* Start PROVIDED MATERIAL *
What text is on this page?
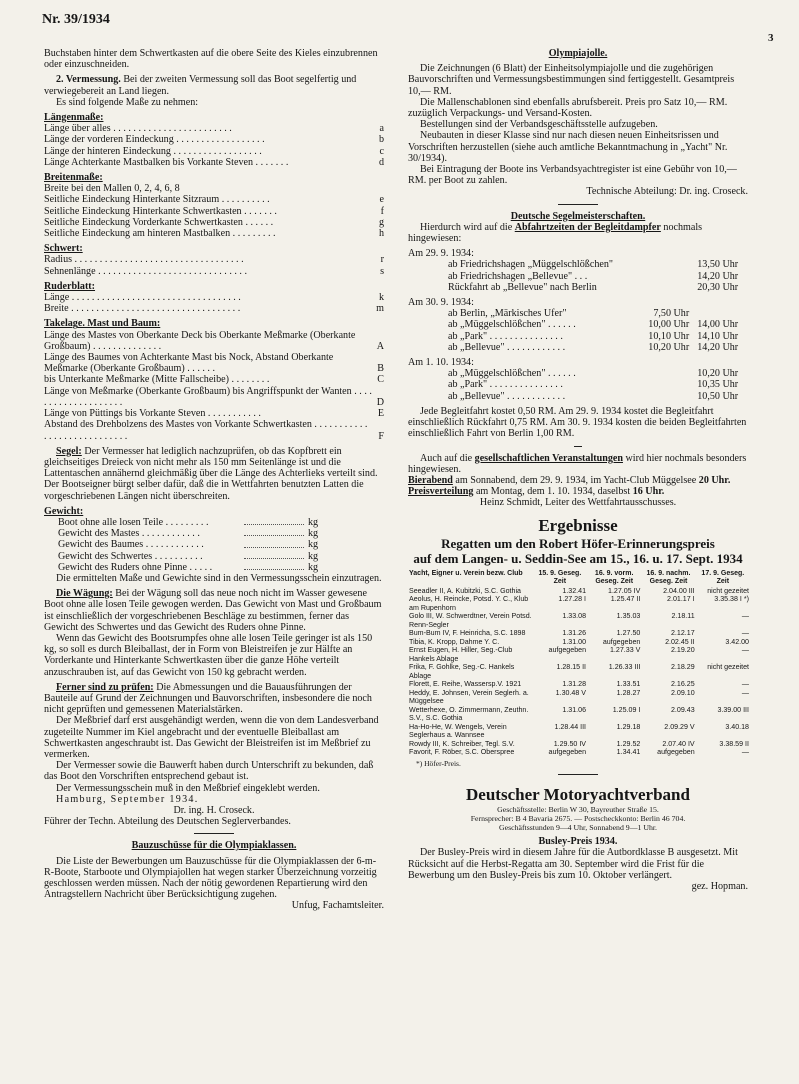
Nr. 39/1934
3

Buchstaben hinter dem Schwertkasten auf die obere Seite des Kieles einzubrennen oder einzuschneiden.

2. Vermessung. Bei der zweiten Vermessung soll das Boot segelfertig und verwiegebereit an Land liegen.

Es sind folgende Maße zu nehmen:

Längenmaße:

Länge über alles . . . . . . . . . . . . . . . . . . . . . . . .	a
Länge der vorderen Eindeckung . . . . . . . . . . . . . . . . . .	b
Länge der hinteren Eindeckung . . . . . . . . . . . . . . . . . .	c
Länge Achterkante Mastbalken bis Vorkante Steven . . . . . . .	d

Breitenmaße:

Breite bei den Mallen 0, 2, 4, 6, 8

Seitliche Eindeckung Hinterkante Sitzraum . . . . . . . . . .	e
Seitliche Eindeckung Hinterkante Schwertkasten . . . . . . .	f
Seitliche Eindeckung Vorderkante Schwertkasten . . . . . .	g
Seitliche Eindeckung am hinteren Mastbalken . . . . . . . . .	h

Schwert:

Radius . . . . . . . . . . . . . . . . . . . . . . . . . . . . . . . . . .	r
Sehnenlänge . . . . . . . . . . . . . . . . . . . . . . . . . . . . . .	s

Ruderblatt:

Länge . . . . . . . . . . . . . . . . . . . . . . . . . . . . . . . . . .	k
Breite . . . . . . . . . . . . . . . . . . . . . . . . . . . . . . . . . .	m

Takelage. Mast und Baum:

Länge des Mastes von Oberkante Deck bis Oberkante Meßmarke (Oberkante Großbaum) . . . . . . . . . . . . . .	A
Länge des Baumes von Achterkante Mast bis Nock, Abstand Oberkante Meßmarke (Oberkante Großbaum) . . . . . .	B
bis Unterkante Meßmarke (Mitte Fallscheibe) . . . . . . . .	C
Länge von Meßmarke (Oberkante Großbaum) bis Angriffspunkt der Wanten . . . . . . . . . . . . . . . . . . . .	D
Länge von Püttings bis Vorkante Steven . . . . . . . . . . .	E
Abstand des Drehbolzens des Mastes von Vorkante Schwertkasten . . . . . . . . . . . . . . . . . . . . . . . . . . . .	F

Segel: Der Vermesser hat lediglich nachzuprüfen, ob das Kopfbrett ein gleichseitiges Dreieck von nicht mehr als 150 mm Seitenlänge ist und die Lattentaschen annähernd gleichmäßig über die Länge des Achterlieks verteilt sind. Der Bootseigner bürgt selber dafür, daß die in Wettfahrten benutzten Latten die vorgeschriebenen Längen nicht überschreiten.

Gewicht:

Boot ohne alle losen Teile . . . . . . . . .	kg
Gewicht des Mastes . . . . . . . . . . . .	kg
Gewicht des Baumes . . . . . . . . . . . .	kg
Gewicht des Schwertes . . . . . . . . . .	kg
Gewicht des Ruders ohne Pinne . . . . .	kg

Die ermittelten Maße und Gewichte sind in den Vermessungsschein einzutragen.

Die Wägung: Bei der Wägung soll das neue noch nicht im Wasser gewesene Boot ohne alle losen Teile gewogen werden. Das Gewicht von Mast und Großbaum ist einschließlich der vorgeschriebenen Beschläge zu bestimmen, ferner das Gewicht des Schwertes und das Gewicht des Ruders ohne Pinne.

Wenn das Gewicht des Bootsrumpfes ohne alle losen Teile geringer ist als 150 kg, so soll es durch Bleiballast, der in Form von Bleistreifen je zur Hälfte an Vorderkante und Hinterkante Schwertkasten über die ganze Höhe verteilt anzuschrauben ist, auf das Gewicht von 150 kg gebracht werden.

Ferner sind zu prüfen: Die Abmessungen und die Bauausführungen der Bauteile auf Grund der Zeichnungen und Bauvorschriften, insbesondere die noch nicht geprüften und gemessenen Materialstärken.

Der Meßbrief darf erst ausgehändigt werden, wenn die von dem Landesverband zugeteilte Nummer im Kiel angebracht und der eventuelle Bleiballast am Schwertkasten angeschraubt ist. Das Gewicht der Bleistreifen ist im Meßbrief zu vermerken.

Der Vermesser sowie die Bauwerft haben durch Unterschrift zu bekunden, daß das Boot den Vorschriften entsprechend gebaut ist.

Der Vermessungsschein muß in den Meßbrief eingeklebt werden.

Hamburg, September 1934.

Dr. ing. H. Croseck.

Führer der Techn. Abteilung des Deutschen Seglerverbandes.

Bauzuschüsse für die Olympiaklassen.

Die Liste der Bewerbungen um Bauzuschüsse für die Olympiaklassen der 6-m-R-Boote, Starboote und Olympiajollen hat wegen starker Überzeichnung vorzeitig geschlossen werden müssen. Nach der nötig gewordenen Repartierung wird den Antragstellern Nachricht über Berücksichtigung zugehen.

Unfug, Fachamtsleiter.

Olympiajolle.

Die Zeichnungen (6 Blatt) der Einheitsolympiajolle und die zugehörigen Bauvorschriften und Vermessungsbestimmungen sind fertiggestellt. Gesamtpreis 10,— RM.

Die Mallenschablonen sind ebenfalls abrufsbereit. Preis pro Satz 10,— RM. zuzüglich Verpackungs- und Versand-Kosten.

Bestellungen sind der Verbandsgeschäftsstelle aufzugeben.

Neubauten in dieser Klasse sind nur nach diesen neuen Einheitsrissen und Vorschriften herzustellen (siehe auch amtliche Bekanntmachung in „Yacht" Nr. 30/1934).

Bei Eintragung der Boote ins Verbandsyachtregister ist eine Gebühr von 10,— RM. per Boot zu zahlen.

Technische Abteilung: Dr. ing. Croseck.

Deutsche Segelmeisterschaften.

Hierdurch wird auf die Abfahrtzeiten der Begleitdampfer nochmals hingewiesen:

Am 29. 9. 1934:

ab Friedrichshagen „Müggelschlößchen"	13,50 Uhr
ab Friedrichshagen „Bellevue" . . .	14,20 Uhr
Rückfahrt ab „Bellevue" nach Berlin	20,30 Uhr

Am 30. 9. 1934:

ab Berlin, „Märkisches Ufer"	7,50 Uhr
ab „Müggelschlößchen" . . . . . .	10,00 Uhr 14,00 Uhr
ab „Park" . . . . . . . . . . . . . . .	10,10 Uhr 14,10 Uhr
ab „Bellevue" . . . . . . . . . . . .	10,20 Uhr 14,20 Uhr

Am 1. 10. 1934:

ab „Müggelschlößchen" . . . . . .	10,20 Uhr
ab „Park" . . . . . . . . . . . . . . .	10,35 Uhr
ab „Bellevue" . . . . . . . . . . . .	10,50 Uhr

Jede Begleitfahrt kostet 0,50 RM. Am 29. 9. 1934 kostet die Begleitfahrt einschließlich Rückfahrt 0,75 RM. Am 30. 9. 1934 kosten die beiden Begleitfahrten einschließlich Fahrt von Berlin 1,00 RM.

Auch auf die gesellschaftlichen Veranstaltungen wird hier nochmals besonders hingewiesen.

Bierabend am Sonnabend, dem 29. 9. 1934, im Yacht-Club Müggelsee 20 Uhr.

Preisverteilung am Montag, dem 1. 10. 1934, daselbst 16 Uhr.

Heinz Schmidt, Leiter des Wettfahrtausschusses.

Ergebnisse
Regatten um den Robert Höfer-Erinnerungspreis
auf dem Langen- u. Seddin-See am 15., 16. u. 17. Sept. 1934
Yacht, Eigner u. Verein bezw. Club	15. 9. Geseg. Zeit	16. 9. vorm. Geseg. Zeit	16. 9. nachm. Geseg. Zeit	17. 9. Geseg. Zeit
Seeadler II, A. Kubitzki, S.C. Gothia	1.32.41	1.27.05 IV	2.04.00 III	nicht gezeitet
Aeolus, H. Reincke, Potsd. Y. C., Klub am Rupenhorn	1.27.28 I	1.25.47 II	2.01.17 I	3.35.38 I *)
Golo III, W. Schwerdtner, Verein Potsd. Renn-Segler	1.33.08	1.35.03	2.18.11	—
Bum-Bum IV, F. Heinricha, S.C. 1898	1.31.26	1.27.50	2.12.17	—
Tibia, K. Kropp, Dahme Y. C.	1.31.00	aufgegeben	2.02.45 II	3.42.00
Ernst Eugen, H. Hiller, Seg.-Club Hankels Ablage	aufgegeben	1.27.33 V	2.19.20	—
Frika, F. Gohlke, Seg.-C. Hankels Ablage	1.28.15 II	1.26.33 III	2.18.29	nicht gezeitet
Florett, E. Reihe, Wassersp.V. 1921	1.31.28	1.33.51	2.16.25	—
Heddy, E. Johnsen, Verein Seglerh. a. Müggelsee	1.30.48 V	1.28.27	2.09.10	—
Wetterhexe, O. Zimmermann, Zeuthn. S.V., S.C. Gothia	1.31.06	1.25.09 I	2.09.43	3.39.00 III
Ha-Ho-He, W. Wengels, Verein Seglerhaus a. Wannsee	1.28.44 III	1.29.18	2.09.29 V	3.40.18
Rowdy III, K. Schreiber, Tegl. S.V.	1.29.50 IV	1.29.52	2.07.40 IV	3.38.59 II
Favorit, F. Röber, S.C. Oberspree	aufgegeben	1.34.41	aufgegeben	—

*) Höfer-Preis.

Deutscher Motoryachtverband

Geschäftsstelle: Berlin W 30, Bayreuther Straße 15.

Fernsprecher: B 4 Bavaria 2675. — Postscheckkonto: Berlin 46 704.

Geschäftsstunden 9—4 Uhr, Sonnabend 9—1 Uhr.

Busley-Preis 1934.

Der Busley-Preis wird in diesem Jahre für die Autbordklasse B ausgesetzt. Mit Rücksicht auf die Herbst-Regatta am 30. September wird die Frist für die Bewerbung um den Busley-Preis bis zum 10. Oktober verlängert.

gez. Hopman.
* End PROVIDED MATERIAL *
▸ **EXERCISE OBJECTIVE**
How many of the lines above include the string "Vermesser"? Reply with the number by itself.

▸ **FINAL RESULT**
2